Work required: For the listing below, give the count of lines containing the string "using" and nothing else.

---- Given entries

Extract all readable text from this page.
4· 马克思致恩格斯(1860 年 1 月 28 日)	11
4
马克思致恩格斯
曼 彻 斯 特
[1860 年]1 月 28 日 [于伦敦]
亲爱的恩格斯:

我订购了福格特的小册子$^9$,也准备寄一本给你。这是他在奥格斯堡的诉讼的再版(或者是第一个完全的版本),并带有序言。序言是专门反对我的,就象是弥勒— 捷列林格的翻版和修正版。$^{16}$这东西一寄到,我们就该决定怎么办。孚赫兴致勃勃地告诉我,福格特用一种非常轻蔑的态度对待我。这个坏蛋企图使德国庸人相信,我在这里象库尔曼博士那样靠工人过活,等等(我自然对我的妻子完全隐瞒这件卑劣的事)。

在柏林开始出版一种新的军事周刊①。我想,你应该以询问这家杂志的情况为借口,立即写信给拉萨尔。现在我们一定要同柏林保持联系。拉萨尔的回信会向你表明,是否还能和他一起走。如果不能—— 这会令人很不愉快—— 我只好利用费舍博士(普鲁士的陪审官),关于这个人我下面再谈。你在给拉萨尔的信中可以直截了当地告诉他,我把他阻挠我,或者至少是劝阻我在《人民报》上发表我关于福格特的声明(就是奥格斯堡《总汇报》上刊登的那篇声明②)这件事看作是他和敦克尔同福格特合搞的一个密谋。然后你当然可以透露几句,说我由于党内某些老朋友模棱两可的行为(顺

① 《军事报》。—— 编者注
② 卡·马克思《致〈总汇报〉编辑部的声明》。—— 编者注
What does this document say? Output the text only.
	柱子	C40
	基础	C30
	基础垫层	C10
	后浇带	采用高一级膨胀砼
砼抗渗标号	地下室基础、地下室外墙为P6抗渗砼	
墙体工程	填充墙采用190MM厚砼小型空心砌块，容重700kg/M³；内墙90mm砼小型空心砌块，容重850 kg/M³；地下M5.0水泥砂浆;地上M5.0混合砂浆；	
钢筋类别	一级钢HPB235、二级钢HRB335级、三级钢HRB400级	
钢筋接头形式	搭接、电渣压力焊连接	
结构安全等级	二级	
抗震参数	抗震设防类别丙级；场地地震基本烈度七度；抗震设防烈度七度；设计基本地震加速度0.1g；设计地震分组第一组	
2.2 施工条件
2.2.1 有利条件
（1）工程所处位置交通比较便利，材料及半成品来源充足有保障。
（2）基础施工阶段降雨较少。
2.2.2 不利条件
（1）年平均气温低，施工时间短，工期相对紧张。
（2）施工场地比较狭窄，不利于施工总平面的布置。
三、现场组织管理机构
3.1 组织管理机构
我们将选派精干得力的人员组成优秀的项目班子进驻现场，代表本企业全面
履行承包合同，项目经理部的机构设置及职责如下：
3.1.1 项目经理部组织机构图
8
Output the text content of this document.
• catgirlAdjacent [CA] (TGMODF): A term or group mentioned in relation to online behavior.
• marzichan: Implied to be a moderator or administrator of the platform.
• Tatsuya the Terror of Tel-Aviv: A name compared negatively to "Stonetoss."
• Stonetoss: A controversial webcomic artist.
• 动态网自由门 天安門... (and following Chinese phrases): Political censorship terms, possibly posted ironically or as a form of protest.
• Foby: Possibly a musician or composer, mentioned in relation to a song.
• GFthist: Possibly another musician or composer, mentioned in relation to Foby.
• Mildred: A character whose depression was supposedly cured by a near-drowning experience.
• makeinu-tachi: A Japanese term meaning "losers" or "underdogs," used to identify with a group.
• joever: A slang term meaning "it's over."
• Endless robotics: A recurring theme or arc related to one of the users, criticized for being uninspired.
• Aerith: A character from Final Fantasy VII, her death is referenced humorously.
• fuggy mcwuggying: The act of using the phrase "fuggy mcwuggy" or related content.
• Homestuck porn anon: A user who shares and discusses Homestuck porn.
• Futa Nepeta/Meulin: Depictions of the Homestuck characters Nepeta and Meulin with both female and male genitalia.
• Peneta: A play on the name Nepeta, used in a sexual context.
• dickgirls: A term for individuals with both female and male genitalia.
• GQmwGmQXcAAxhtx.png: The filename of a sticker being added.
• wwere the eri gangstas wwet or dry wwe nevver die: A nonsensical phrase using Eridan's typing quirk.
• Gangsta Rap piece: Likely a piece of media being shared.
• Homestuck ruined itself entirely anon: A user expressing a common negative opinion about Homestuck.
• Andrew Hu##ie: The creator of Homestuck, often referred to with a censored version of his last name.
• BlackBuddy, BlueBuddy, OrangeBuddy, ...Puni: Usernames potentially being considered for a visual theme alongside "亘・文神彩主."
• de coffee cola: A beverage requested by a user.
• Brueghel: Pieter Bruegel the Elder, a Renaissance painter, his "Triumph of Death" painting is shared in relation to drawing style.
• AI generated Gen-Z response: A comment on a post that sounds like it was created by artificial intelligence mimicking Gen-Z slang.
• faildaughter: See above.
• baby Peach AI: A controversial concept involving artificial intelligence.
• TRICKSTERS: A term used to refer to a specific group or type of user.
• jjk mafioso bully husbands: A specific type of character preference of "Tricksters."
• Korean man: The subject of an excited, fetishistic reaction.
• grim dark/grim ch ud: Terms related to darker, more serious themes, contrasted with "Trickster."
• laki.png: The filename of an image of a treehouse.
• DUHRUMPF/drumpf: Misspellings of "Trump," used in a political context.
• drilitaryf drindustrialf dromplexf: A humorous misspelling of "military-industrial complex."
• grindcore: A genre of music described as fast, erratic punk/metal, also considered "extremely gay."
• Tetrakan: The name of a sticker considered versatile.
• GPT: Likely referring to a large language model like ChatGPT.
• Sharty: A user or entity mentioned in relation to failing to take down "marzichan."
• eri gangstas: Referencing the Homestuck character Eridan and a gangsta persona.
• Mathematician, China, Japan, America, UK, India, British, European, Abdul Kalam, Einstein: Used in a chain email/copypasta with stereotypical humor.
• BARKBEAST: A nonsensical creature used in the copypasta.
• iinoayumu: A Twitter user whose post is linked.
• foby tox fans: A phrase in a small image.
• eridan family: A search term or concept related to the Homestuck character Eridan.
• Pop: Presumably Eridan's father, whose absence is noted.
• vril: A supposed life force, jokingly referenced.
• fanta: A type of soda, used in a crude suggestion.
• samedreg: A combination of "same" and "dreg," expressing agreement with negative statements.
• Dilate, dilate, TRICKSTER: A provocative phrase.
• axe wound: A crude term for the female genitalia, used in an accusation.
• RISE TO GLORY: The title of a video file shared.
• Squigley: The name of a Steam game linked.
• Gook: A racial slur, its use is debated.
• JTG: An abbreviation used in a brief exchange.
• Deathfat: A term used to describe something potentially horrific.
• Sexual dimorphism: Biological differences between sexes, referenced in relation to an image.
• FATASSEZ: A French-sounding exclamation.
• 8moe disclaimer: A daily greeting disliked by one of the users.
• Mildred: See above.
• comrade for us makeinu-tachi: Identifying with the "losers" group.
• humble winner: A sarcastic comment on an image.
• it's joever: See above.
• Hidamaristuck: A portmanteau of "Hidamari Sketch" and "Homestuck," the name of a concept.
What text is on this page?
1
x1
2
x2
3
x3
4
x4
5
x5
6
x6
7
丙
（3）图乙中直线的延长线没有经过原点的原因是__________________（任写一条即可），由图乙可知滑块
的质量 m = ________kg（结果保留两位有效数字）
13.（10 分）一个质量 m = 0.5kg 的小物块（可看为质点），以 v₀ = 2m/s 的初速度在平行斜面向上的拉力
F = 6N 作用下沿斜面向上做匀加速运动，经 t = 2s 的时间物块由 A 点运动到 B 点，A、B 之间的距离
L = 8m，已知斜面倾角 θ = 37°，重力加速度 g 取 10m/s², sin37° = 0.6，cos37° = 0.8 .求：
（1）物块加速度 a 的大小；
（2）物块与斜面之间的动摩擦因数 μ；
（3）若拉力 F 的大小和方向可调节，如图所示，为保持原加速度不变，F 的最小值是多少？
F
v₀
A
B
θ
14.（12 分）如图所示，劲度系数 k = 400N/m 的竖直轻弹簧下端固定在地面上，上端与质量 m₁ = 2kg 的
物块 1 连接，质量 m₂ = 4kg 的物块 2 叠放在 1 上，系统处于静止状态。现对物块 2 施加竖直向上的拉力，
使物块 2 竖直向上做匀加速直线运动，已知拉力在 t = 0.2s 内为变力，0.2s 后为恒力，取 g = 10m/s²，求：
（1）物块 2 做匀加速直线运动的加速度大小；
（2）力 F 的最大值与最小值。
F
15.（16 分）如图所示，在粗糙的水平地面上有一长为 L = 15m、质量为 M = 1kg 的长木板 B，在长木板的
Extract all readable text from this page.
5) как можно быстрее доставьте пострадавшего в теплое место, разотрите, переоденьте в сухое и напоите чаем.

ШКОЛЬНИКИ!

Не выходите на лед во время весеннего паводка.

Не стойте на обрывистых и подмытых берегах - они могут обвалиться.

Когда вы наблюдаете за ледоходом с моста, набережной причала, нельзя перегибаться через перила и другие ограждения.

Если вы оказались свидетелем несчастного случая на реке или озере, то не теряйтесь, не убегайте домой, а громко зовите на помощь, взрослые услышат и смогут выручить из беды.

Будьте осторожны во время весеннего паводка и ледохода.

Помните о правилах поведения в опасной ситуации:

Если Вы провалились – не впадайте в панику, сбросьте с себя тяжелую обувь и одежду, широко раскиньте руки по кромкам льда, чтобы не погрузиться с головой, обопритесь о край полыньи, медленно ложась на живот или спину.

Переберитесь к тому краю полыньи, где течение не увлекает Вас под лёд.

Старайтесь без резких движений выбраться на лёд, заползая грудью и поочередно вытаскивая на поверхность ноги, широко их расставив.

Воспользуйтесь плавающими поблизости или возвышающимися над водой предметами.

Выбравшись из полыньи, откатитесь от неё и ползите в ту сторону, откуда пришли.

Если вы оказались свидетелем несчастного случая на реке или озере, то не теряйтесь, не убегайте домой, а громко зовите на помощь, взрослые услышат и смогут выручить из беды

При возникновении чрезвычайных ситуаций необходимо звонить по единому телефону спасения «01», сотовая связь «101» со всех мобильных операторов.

--------

Result for this task: 2